▸ EXERCISE INSTRUCTIONS: Find every line of the listing below where "horizontal" appears, and copy it.

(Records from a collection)
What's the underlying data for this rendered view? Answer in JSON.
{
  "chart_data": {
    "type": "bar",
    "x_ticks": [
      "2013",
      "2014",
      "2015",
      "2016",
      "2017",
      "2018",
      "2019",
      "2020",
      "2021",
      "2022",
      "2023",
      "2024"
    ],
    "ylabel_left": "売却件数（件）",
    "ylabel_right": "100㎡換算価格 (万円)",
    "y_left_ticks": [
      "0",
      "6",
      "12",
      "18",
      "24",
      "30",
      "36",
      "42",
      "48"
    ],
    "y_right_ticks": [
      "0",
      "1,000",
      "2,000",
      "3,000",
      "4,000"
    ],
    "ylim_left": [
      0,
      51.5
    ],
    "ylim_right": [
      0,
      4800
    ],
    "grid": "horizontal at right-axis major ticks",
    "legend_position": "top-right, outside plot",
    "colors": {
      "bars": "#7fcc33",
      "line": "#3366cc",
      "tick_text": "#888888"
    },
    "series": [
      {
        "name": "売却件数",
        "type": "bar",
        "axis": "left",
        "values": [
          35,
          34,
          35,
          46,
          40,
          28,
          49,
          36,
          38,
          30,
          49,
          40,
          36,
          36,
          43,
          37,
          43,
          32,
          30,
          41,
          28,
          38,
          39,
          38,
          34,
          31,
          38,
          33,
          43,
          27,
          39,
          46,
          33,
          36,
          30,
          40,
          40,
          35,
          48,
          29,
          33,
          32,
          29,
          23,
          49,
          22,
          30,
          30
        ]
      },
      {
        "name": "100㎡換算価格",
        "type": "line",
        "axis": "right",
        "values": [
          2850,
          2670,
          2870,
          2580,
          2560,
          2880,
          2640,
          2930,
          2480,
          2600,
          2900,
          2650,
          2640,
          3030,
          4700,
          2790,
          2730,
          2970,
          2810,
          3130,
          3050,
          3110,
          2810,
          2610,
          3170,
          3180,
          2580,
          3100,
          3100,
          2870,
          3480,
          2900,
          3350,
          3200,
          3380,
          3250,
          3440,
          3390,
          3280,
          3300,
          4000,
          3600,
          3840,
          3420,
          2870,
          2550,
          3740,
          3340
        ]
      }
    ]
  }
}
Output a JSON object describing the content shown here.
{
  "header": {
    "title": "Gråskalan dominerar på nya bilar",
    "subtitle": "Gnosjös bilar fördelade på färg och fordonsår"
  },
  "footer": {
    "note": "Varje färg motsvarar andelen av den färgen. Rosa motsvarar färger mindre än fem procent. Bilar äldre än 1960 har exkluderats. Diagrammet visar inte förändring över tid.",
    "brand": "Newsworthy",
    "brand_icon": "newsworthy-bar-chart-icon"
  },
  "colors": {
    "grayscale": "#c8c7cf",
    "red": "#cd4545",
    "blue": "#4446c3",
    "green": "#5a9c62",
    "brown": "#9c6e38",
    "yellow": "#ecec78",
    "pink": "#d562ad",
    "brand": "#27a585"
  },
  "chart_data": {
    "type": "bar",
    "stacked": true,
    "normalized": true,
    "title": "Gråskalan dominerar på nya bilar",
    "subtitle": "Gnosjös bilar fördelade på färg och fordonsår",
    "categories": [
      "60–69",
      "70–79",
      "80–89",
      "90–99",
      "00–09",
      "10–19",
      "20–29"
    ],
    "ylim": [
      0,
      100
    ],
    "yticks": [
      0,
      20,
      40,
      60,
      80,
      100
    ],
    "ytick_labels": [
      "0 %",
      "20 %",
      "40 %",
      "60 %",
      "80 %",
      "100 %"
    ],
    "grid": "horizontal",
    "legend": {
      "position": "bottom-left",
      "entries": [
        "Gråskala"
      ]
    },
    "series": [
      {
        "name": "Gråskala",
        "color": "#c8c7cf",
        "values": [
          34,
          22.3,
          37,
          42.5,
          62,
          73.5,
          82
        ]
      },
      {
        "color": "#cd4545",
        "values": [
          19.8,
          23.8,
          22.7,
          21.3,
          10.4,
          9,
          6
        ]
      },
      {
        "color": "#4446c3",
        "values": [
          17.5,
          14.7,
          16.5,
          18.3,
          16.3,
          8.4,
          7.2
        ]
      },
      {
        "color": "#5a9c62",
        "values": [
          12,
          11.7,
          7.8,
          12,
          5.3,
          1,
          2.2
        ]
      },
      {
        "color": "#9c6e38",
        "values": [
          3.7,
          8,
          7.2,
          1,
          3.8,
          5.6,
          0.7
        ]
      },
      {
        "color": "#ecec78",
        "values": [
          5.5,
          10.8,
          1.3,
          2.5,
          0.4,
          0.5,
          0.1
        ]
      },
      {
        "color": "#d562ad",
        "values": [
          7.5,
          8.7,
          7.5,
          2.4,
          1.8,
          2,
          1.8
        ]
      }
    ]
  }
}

▸ EXPECTED ANSWER:
    "grid": "horizontal at right-axis major ticks",
    "grid": "horizontal",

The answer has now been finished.